-- Records for the exercise start --

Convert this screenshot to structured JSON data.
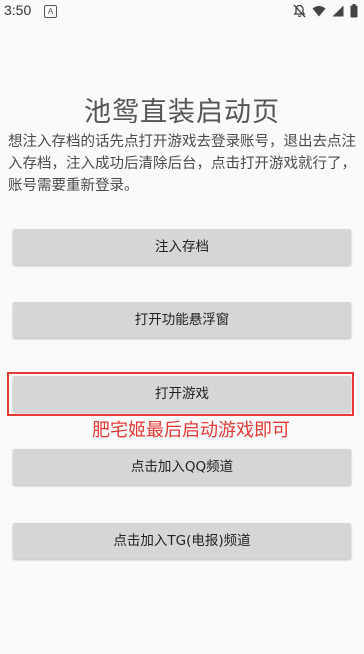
{
  "status_bar": {
    "time": "3:50",
    "app_icon_letter": "A"
  },
  "page": {
    "title": "池鸳直装启动页",
    "intro": "想注入存档的话先点打开游戏去登录账号，退出去点注入存档，注入成功后清除后台，点击打开游戏就行了，账号需要重新登录。"
  },
  "buttons": {
    "inject_save": "注入存档",
    "open_float_window": "打开功能悬浮窗",
    "open_game": "打开游戏",
    "join_qq": "点击加入QQ频道",
    "join_tg": "点击加入TG(电报)频道"
  },
  "annotation": {
    "text": "肥宅姬最后启动游戏即可",
    "color": "#e53935"
  }
}
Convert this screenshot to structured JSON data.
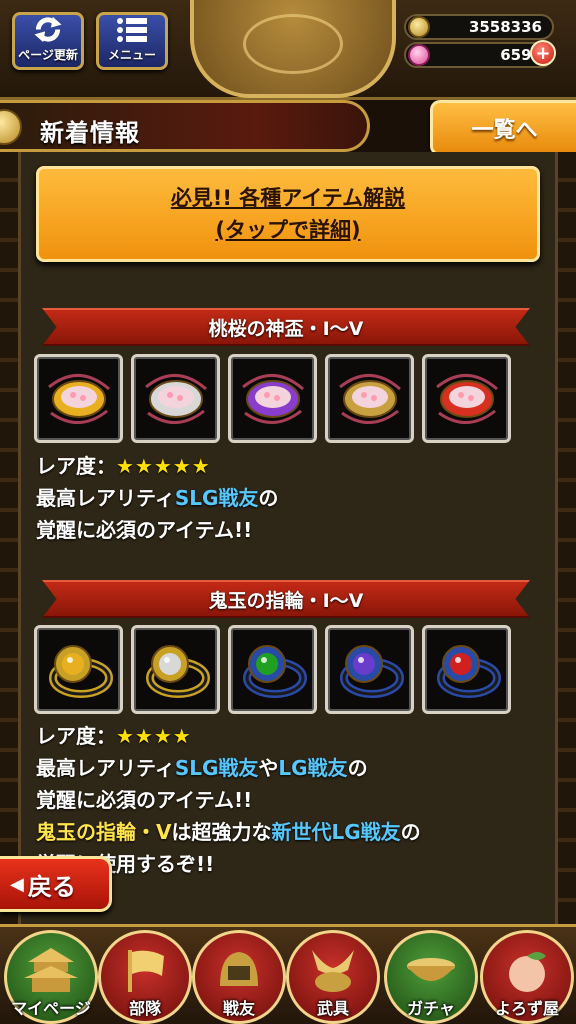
{
  "header": {
    "refresh_label": "ページ更新",
    "menu_label": "メニュー",
    "gold": "3558336",
    "gems": "6590",
    "plus": "+"
  },
  "section": {
    "title": "新着情報",
    "list_button": "一覧へ"
  },
  "guide_button": {
    "line1": "必見!! 各種アイテム解説",
    "line2": "(タップで詳細)"
  },
  "items": [
    {
      "title": "桃桜の神盃・I〜V",
      "icon": "sake-cup-icon",
      "colors": [
        "#e8b020",
        "#d8d8d8",
        "#8a3ccc",
        "#c8a040",
        "#d83020"
      ],
      "rarity_label": "レア度：",
      "rarity_stars": "★★★★★",
      "desc_prefix": "最高レアリティ",
      "desc_hl1": "SLG戦友",
      "desc_suffix": "の",
      "desc_line2": "覚醒に必須のアイテム!!"
    },
    {
      "title": "鬼玉の指輪・I〜V",
      "icon": "ring-icon",
      "colors": [
        "#e8b020",
        "#d8d8d8",
        "#20a020",
        "#6a3ccc",
        "#d02020"
      ],
      "rarity_label": "レア度：",
      "rarity_stars": "★★★★",
      "desc_prefix": "最高レアリティ",
      "desc_hl1": "SLG戦友",
      "desc_mid": "や",
      "desc_hl2": "LG戦友",
      "desc_suffix": "の",
      "desc_line2": "覚醒に必須のアイテム!!",
      "desc_line3_hl": "鬼玉の指輪・V",
      "desc_line3_mid": "は超強力な",
      "desc_line3_hl2": "新世代LG戦友",
      "desc_line3_suffix": "の",
      "desc_line4": "覚醒に使用するぞ!!"
    }
  ],
  "back_button": "戻る",
  "nav": [
    {
      "label": "マイページ",
      "icon": "castle-icon"
    },
    {
      "label": "部隊",
      "icon": "flag-icon"
    },
    {
      "label": "戦友",
      "icon": "helmet-icon"
    },
    {
      "label": "武具",
      "icon": "kabuto-icon"
    },
    {
      "label": "ガチャ",
      "icon": "bowl-icon"
    },
    {
      "label": "よろず屋",
      "icon": "peach-icon"
    }
  ]
}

-- Records for the exercise end --

Reproduce the whole listing word for word, setting aside any pictures.

Result:
Convert this screenshot to structured JSON data.
{
  "status_bar": {
    "time": "3:50",
    "app_icon_letter": "A"
  },
  "page": {
    "title": "池鸳直装启动页",
    "intro": "想注入存档的话先点打开游戏去登录账号，退出去点注入存档，注入成功后清除后台，点击打开游戏就行了，账号需要重新登录。"
  },
  "buttons": {
    "inject_save": "注入存档",
    "open_float_window": "打开功能悬浮窗",
    "open_game": "打开游戏",
    "join_qq": "点击加入QQ频道",
    "join_tg": "点击加入TG(电报)频道"
  },
  "annotation": {
    "text": "肥宅姬最后启动游戏即可",
    "color": "#e53935"
  }
}
Convert this screenshot to structured JSON data.
{
  "header": {
    "refresh_label": "ページ更新",
    "menu_label": "メニュー",
    "gold": "3558336",
    "gems": "6590",
    "plus": "+"
  },
  "section": {
    "title": "新着情報",
    "list_button": "一覧へ"
  },
  "guide_button": {
    "line1": "必見!! 各種アイテム解説",
    "line2": "(タップで詳細)"
  },
  "items": [
    {
      "title": "桃桜の神盃・I〜V",
      "icon": "sake-cup-icon",
      "colors": [
        "#e8b020",
        "#d8d8d8",
        "#8a3ccc",
        "#c8a040",
        "#d83020"
      ],
      "rarity_label": "レア度：",
      "rarity_stars": "★★★★★",
      "desc_prefix": "最高レアリティ",
      "desc_hl1": "SLG戦友",
      "desc_suffix": "の",
      "desc_line2": "覚醒に必須のアイテム!!"
    },
    {
      "title": "鬼玉の指輪・I〜V",
      "icon": "ring-icon",
      "colors": [
        "#e8b020",
        "#d8d8d8",
        "#20a020",
        "#6a3ccc",
        "#d02020"
      ],
      "rarity_label": "レア度：",
      "rarity_stars": "★★★★",
      "desc_prefix": "最高レアリティ",
      "desc_hl1": "SLG戦友",
      "desc_mid": "や",
      "desc_hl2": "LG戦友",
      "desc_suffix": "の",
      "desc_line2": "覚醒に必須のアイテム!!",
      "desc_line3_hl": "鬼玉の指輪・V",
      "desc_line3_mid": "は超強力な",
      "desc_line3_hl2": "新世代LG戦友",
      "desc_line3_suffix": "の",
      "desc_line4": "覚醒に使用するぞ!!"
    }
  ],
  "back_button": "戻る",
  "nav": [
    {
      "label": "マイページ",
      "icon": "castle-icon"
    },
    {
      "label": "部隊",
      "icon": "flag-icon"
    },
    {
      "label": "戦友",
      "icon": "helmet-icon"
    },
    {
      "label": "武具",
      "icon": "kabuto-icon"
    },
    {
      "label": "ガチャ",
      "icon": "bowl-icon"
    },
    {
      "label": "よろず屋",
      "icon": "peach-icon"
    }
  ]
}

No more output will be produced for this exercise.